** Exercise details **
Identify and copy all lines of the material where the string "label" is found.

** Data listing **
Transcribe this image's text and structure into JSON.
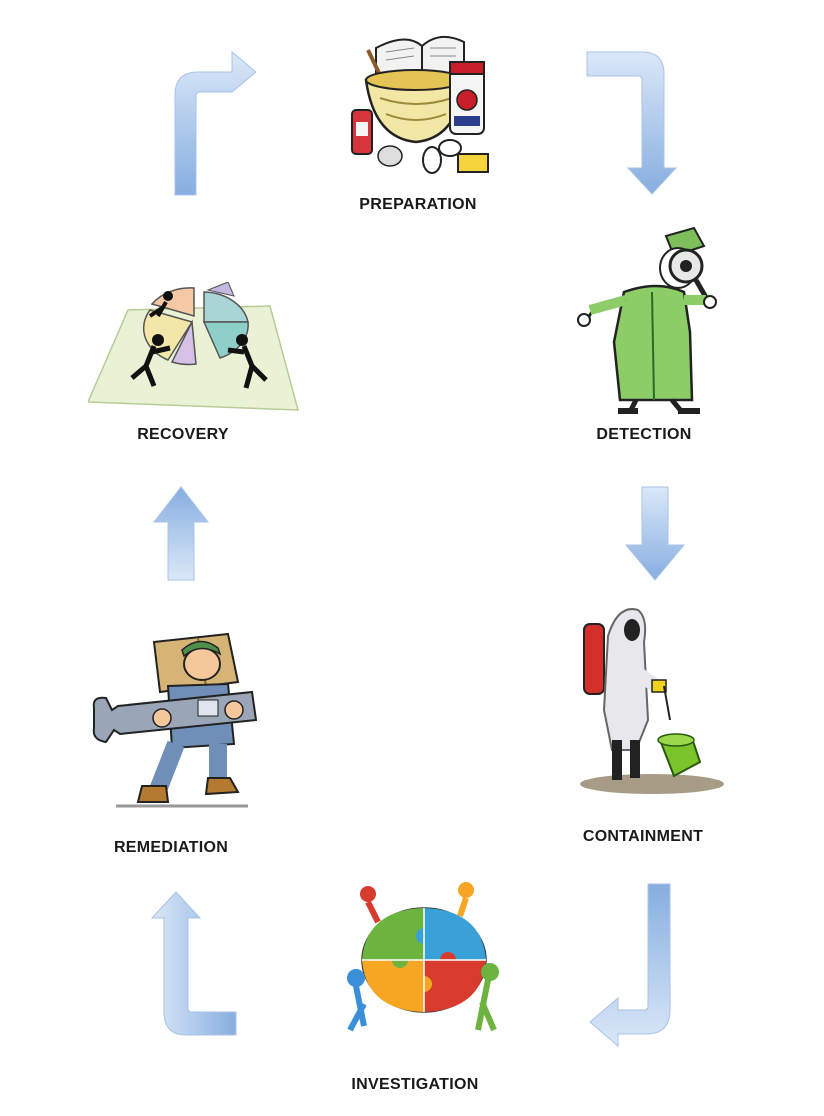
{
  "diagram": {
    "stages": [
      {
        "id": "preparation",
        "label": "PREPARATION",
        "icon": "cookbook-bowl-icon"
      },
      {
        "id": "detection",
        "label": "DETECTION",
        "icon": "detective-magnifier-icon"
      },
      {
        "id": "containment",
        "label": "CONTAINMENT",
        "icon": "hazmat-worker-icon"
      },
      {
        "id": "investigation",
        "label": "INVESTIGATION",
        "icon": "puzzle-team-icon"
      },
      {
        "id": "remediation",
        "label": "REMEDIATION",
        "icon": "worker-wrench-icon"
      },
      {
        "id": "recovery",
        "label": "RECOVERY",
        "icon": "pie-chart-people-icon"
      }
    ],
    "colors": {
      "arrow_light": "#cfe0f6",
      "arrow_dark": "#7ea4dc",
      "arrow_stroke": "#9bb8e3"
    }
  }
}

** Solution to the exercise **
        "label": "PREPARATION",
        "label": "DETECTION",
        "label": "CONTAINMENT",
        "label": "INVESTIGATION",
        "label": "REMEDIATION",
        "label": "RECOVERY",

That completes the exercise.